DESCRIPTION OF THE TASK: Show every line below where "text" can be found.

MATERIAL:

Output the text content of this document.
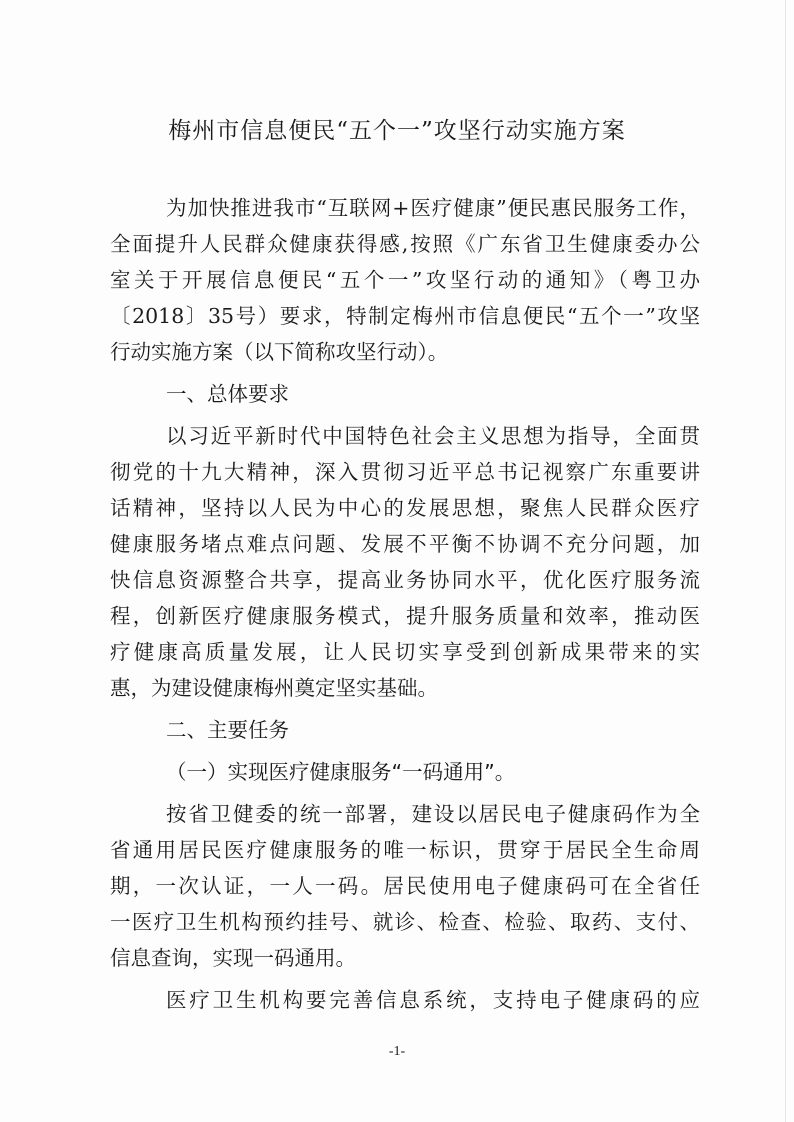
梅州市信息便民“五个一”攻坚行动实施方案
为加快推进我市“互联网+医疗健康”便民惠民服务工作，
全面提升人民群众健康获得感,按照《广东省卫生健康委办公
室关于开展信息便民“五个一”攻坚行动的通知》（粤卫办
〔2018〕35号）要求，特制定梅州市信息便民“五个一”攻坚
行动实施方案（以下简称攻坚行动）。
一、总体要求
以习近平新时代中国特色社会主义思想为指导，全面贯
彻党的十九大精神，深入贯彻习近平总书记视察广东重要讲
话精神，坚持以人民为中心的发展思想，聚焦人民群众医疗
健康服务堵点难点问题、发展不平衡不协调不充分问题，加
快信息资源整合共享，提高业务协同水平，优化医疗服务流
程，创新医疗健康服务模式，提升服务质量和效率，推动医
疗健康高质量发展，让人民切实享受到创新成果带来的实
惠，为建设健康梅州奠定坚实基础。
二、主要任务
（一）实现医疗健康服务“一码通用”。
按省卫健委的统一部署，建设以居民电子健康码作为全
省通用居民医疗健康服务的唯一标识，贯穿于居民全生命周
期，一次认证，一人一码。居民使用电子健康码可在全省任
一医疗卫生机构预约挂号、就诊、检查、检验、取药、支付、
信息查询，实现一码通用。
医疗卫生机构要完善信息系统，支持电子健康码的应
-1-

* * *

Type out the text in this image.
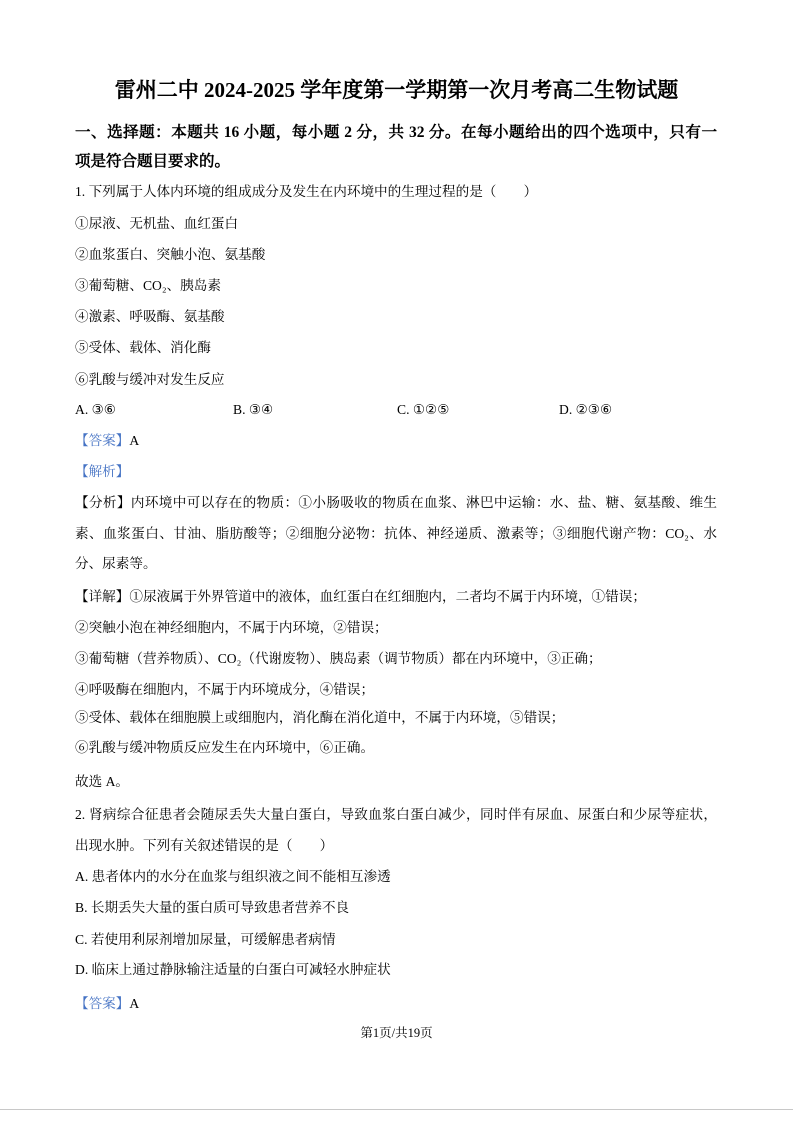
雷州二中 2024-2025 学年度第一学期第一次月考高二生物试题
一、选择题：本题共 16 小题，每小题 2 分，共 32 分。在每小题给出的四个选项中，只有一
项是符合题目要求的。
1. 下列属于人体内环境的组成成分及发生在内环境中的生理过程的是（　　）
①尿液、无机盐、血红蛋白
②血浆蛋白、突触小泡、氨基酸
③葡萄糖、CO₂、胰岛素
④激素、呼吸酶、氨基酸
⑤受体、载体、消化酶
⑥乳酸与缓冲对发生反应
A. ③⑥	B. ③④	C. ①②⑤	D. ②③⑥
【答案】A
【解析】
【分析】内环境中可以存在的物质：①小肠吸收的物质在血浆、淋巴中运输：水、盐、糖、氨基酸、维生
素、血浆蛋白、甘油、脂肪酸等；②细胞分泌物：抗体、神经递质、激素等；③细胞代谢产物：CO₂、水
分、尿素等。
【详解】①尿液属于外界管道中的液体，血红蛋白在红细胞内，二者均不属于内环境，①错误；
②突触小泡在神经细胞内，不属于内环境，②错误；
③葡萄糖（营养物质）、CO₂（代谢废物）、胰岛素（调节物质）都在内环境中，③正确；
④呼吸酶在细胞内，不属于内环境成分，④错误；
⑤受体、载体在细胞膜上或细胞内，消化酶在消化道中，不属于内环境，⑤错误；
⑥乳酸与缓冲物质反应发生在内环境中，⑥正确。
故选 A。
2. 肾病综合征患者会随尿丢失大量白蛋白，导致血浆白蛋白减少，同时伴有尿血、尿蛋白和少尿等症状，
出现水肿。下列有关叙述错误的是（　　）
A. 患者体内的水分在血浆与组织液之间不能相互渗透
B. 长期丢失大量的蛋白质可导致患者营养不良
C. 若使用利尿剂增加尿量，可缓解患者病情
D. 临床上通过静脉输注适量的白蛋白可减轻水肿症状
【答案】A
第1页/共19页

THE RESULT:
Output the text content of this document.
Type out the text in this image.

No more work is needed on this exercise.